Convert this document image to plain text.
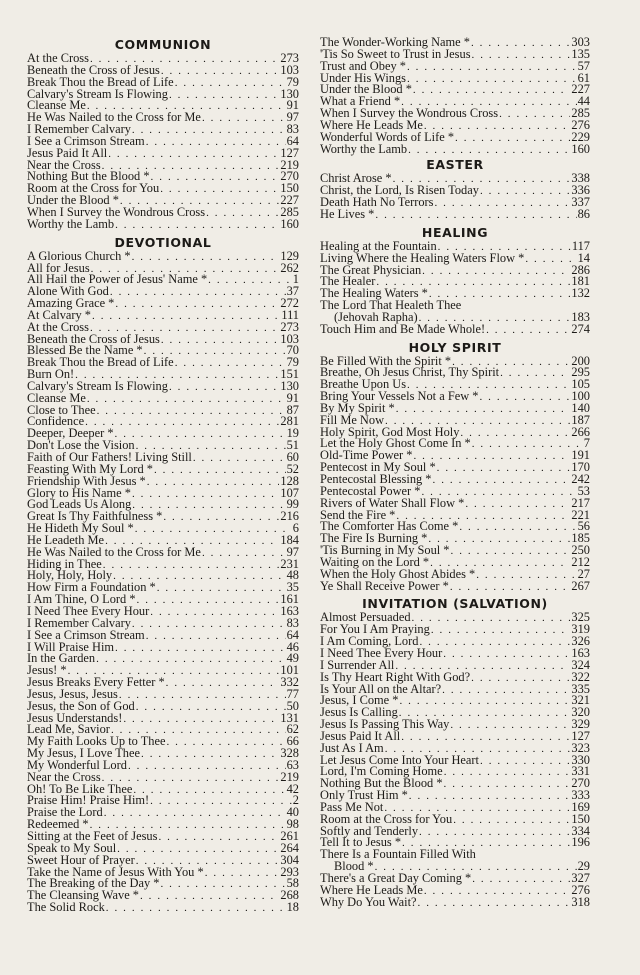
COMMUNION
At the Cross . . .	273
Beneath the Cross of Jesus . . .	103
Break Thou the Bread of Life . . .	79
Calvary's Stream Is Flowing . . .	130
Cleanse Me . . .	91
He Was Nailed to the Cross for Me . . .	97
I Remember Calvary . . .	83
I See a Crimson Stream . . .	64
Jesus Paid It All . . .	127
Near the Cross . . .	219
Nothing But the Blood * . . .	270
Room at the Cross for You . . .	150
Under the Blood * . . .	227
When I Survey the Wondrous Cross . . .	285
Worthy the Lamb . . .	160
DEVOTIONAL
A Glorious Church * . . .	129
All for Jesus . . .	262
All Hail the Power of Jesus' Name * . . .	1
Alone With God . . .	37
Amazing Grace * . . .	272
At Calvary * . . .	111
At the Cross . . .	273
Beneath the Cross of Jesus . . .	103
Blessed Be the Name * . . .	70
Break Thou the Bread of Life . . .	79
Burn On! . . .	151
Calvary's Stream Is Flowing . . .	130
Cleanse Me . . .	91
Close to Thee . . .	87
Confidence . . .	281
Deeper, Deeper * . . .	19
Don't Lose the Vision . . .	51
Faith of Our Fathers! Living Still . . .	60
Feasting With My Lord * . . .	52
Friendship With Jesus * . . .	128
Glory to His Name * . . .	107
God Leads Us Along . . .	99
Great Is Thy Faithfulness * . . .	216
He Hideth My Soul * . . .	6
He Leadeth Me . . .	184
He Was Nailed to the Cross for Me . . .	97
Hiding in Thee . . .	231
Holy, Holy, Holy . . .	48
How Firm a Foundation * . . .	35
I Am Thine, O Lord * . . .	161
I Need Thee Every Hour . . .	163
I Remember Calvary . . .	83
I See a Crimson Stream . . .	64
I Will Praise Him . . .	46
In the Garden . . .	49
Jesus! * . . .	101
Jesus Breaks Every Fetter * . . .	332
Jesus, Jesus, Jesus . . .	77
Jesus, the Son of God . . .	50
Jesus Understands! . . .	131
Lead Me, Savior . . .	62
My Faith Looks Up to Thee . . .	66
My Jesus, I Love Thee . . .	328
My Wonderful Lord . . .	63
Near the Cross . . .	219
Oh! To Be Like Thee . . .	42
Praise Him! Praise Him! . . .	2
Praise the Lord . . .	40
Redeemed * . . .	98
Sitting at the Feet of Jesus . . .	261
Speak to My Soul . . .	264
Sweet Hour of Prayer . . .	304
Take the Name of Jesus With You * . . .	293
The Breaking of the Day * . . .	58
The Cleansing Wave * . . .	268
The Solid Rock . . .	18
The Wonder-Working Name * . . .	303
'Tis So Sweet to Trust in Jesus . . .	135
Trust and Obey * . . .	57
Under His Wings . . .	61
Under the Blood * . . .	227
What a Friend * . . .	44
When I Survey the Wondrous Cross . . .	285
Where He Leads Me . . .	276
Wonderful Words of Life * . . .	229
Worthy the Lamb . . .	160
EASTER
Christ Arose * . . .	338
Christ, the Lord, Is Risen Today . . .	336
Death Hath No Terrors . . .	337
He Lives * . . .	86
HEALING
Healing at the Fountain . . .	117
Living Where the Healing Waters Flow * . . .	14
The Great Physician . . .	286
The Healer . . .	181
The Healing Waters * . . .	132
The Lord That Healeth Thee
(Jehovah Rapha) . . .	183
Touch Him and Be Made Whole! . . .	274
HOLY SPIRIT
Be Filled With the Spirit * . . .	200
Breathe, Oh Jesus Christ, Thy Spirit . . .	295
Breathe Upon Us . . .	105
Bring Your Vessels Not a Few * . . .	100
By My Spirit * . . .	140
Fill Me Now . . .	187
Holy Spirit, God Most Holy . . .	266
Let the Holy Ghost Come In * . . .	7
Old-Time Power * . . .	191
Pentecost in My Soul * . . .	170
Pentecostal Blessing * . . .	242
Pentecostal Power * . . .	53
Rivers of Water Shall Flow * . . .	217
Send the Fire * . . .	221
The Comforter Has Come * . . .	56
The Fire Is Burning * . . .	185
'Tis Burning in My Soul * . . .	250
Waiting on the Lord * . . .	212
When the Holy Ghost Abides * . . .	27
Ye Shall Receive Power * . . .	267
INVITATION (SALVATION)
Almost Persuaded . . .	325
For You I Am Praying . . .	319
I Am Coming, Lord . . .	326
I Need Thee Every Hour . . .	163
I Surrender All . . .	324
Is Thy Heart Right With God? . . .	322
Is Your All on the Altar? . . .	335
Jesus, I Come * . . .	321
Jesus Is Calling . . .	320
Jesus Is Passing This Way . . .	329
Jesus Paid It All . . .	127
Just As I Am . . .	323
Let Jesus Come Into Your Heart . . .	330
Lord, I'm Coming Home . . .	331
Nothing But the Blood * . . .	270
Only Trust Him * . . .	333
Pass Me Not . . .	169
Room at the Cross for You . . .	150
Softly and Tenderly . . .	334
Tell It to Jesus * . . .	196
There Is a Fountain Filled With
Blood * . . .	29
There's a Great Day Coming * . . .	327
Where He Leads Me . . .	276
Why Do You Wait? . . .	318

:::

▶ **Aim**
Every line of the data should be copied as it stands, without the images.

▶ **Answer to the task**
Convert this document image to plain text.
COMMUNION
At the Cross . . .	273
Beneath the Cross of Jesus . . .	103
Break Thou the Bread of Life . . .	79
Calvary's Stream Is Flowing . . .	130
Cleanse Me . . .	91
He Was Nailed to the Cross for Me . . .	97
I Remember Calvary . . .	83
I See a Crimson Stream . . .	64
Jesus Paid It All . . .	127
Near the Cross . . .	219
Nothing But the Blood * . . .	270
Room at the Cross for You . . .	150
Under the Blood * . . .	227
When I Survey the Wondrous Cross . . .	285
Worthy the Lamb . . .	160
DEVOTIONAL
A Glorious Church * . . .	129
All for Jesus . . .	262
All Hail the Power of Jesus' Name * . . .	1
Alone With God . . .	37
Amazing Grace * . . .	272
At Calvary * . . .	111
At the Cross . . .	273
Beneath the Cross of Jesus . . .	103
Blessed Be the Name * . . .	70
Break Thou the Bread of Life . . .	79
Burn On! . . .	151
Calvary's Stream Is Flowing . . .	130
Cleanse Me . . .	91
Close to Thee . . .	87
Confidence . . .	281
Deeper, Deeper * . . .	19
Don't Lose the Vision . . .	51
Faith of Our Fathers! Living Still . . .	60
Feasting With My Lord * . . .	52
Friendship With Jesus * . . .	128
Glory to His Name * . . .	107
God Leads Us Along . . .	99
Great Is Thy Faithfulness * . . .	216
He Hideth My Soul * . . .	6
He Leadeth Me . . .	184
He Was Nailed to the Cross for Me . . .	97
Hiding in Thee . . .	231
Holy, Holy, Holy . . .	48
How Firm a Foundation * . . .	35
I Am Thine, O Lord * . . .	161
I Need Thee Every Hour . . .	163
I Remember Calvary . . .	83
I See a Crimson Stream . . .	64
I Will Praise Him . . .	46
In the Garden . . .	49
Jesus! * . . .	101
Jesus Breaks Every Fetter * . . .	332
Jesus, Jesus, Jesus . . .	77
Jesus, the Son of God . . .	50
Jesus Understands! . . .	131
Lead Me, Savior . . .	62
My Faith Looks Up to Thee . . .	66
My Jesus, I Love Thee . . .	328
My Wonderful Lord . . .	63
Near the Cross . . .	219
Oh! To Be Like Thee . . .	42
Praise Him! Praise Him! . . .	2
Praise the Lord . . .	40
Redeemed * . . .	98
Sitting at the Feet of Jesus . . .	261
Speak to My Soul . . .	264
Sweet Hour of Prayer . . .	304
Take the Name of Jesus With You * . . .	293
The Breaking of the Day * . . .	58
The Cleansing Wave * . . .	268
The Solid Rock . . .	18
The Wonder-Working Name * . . .	303
'Tis So Sweet to Trust in Jesus . . .	135
Trust and Obey * . . .	57
Under His Wings . . .	61
Under the Blood * . . .	227
What a Friend * . . .	44
When I Survey the Wondrous Cross . . .	285
Where He Leads Me . . .	276
Wonderful Words of Life * . . .	229
Worthy the Lamb . . .	160
EASTER
Christ Arose * . . .	338
Christ, the Lord, Is Risen Today . . .	336
Death Hath No Terrors . . .	337
He Lives * . . .	86
HEALING
Healing at the Fountain . . .	117
Living Where the Healing Waters Flow * . . .	14
The Great Physician . . .	286
The Healer . . .	181
The Healing Waters * . . .	132
The Lord That Healeth Thee
(Jehovah Rapha) . . .	183
Touch Him and Be Made Whole! . . .	274
HOLY SPIRIT
Be Filled With the Spirit * . . .	200
Breathe, Oh Jesus Christ, Thy Spirit . . .	295
Breathe Upon Us . . .	105
Bring Your Vessels Not a Few * . . .	100
By My Spirit * . . .	140
Fill Me Now . . .	187
Holy Spirit, God Most Holy . . .	266
Let the Holy Ghost Come In * . . .	7
Old-Time Power * . . .	191
Pentecost in My Soul * . . .	170
Pentecostal Blessing * . . .	242
Pentecostal Power * . . .	53
Rivers of Water Shall Flow * . . .	217
Send the Fire * . . .	221
The Comforter Has Come * . . .	56
The Fire Is Burning * . . .	185
'Tis Burning in My Soul * . . .	250
Waiting on the Lord * . . .	212
When the Holy Ghost Abides * . . .	27
Ye Shall Receive Power * . . .	267
INVITATION (SALVATION)
Almost Persuaded . . .	325
For You I Am Praying . . .	319
I Am Coming, Lord . . .	326
I Need Thee Every Hour . . .	163
I Surrender All . . .	324
Is Thy Heart Right With God? . . .	322
Is Your All on the Altar? . . .	335
Jesus, I Come * . . .	321
Jesus Is Calling . . .	320
Jesus Is Passing This Way . . .	329
Jesus Paid It All . . .	127
Just As I Am . . .	323
Let Jesus Come Into Your Heart . . .	330
Lord, I'm Coming Home . . .	331
Nothing But the Blood * . . .	270
Only Trust Him * . . .	333
Pass Me Not . . .	169
Room at the Cross for You . . .	150
Softly and Tenderly . . .	334
Tell It to Jesus * . . .	196
There Is a Fountain Filled With
Blood * . . .	29
There's a Great Day Coming * . . .	327
Where He Leads Me . . .	276
Why Do You Wait? . . .	318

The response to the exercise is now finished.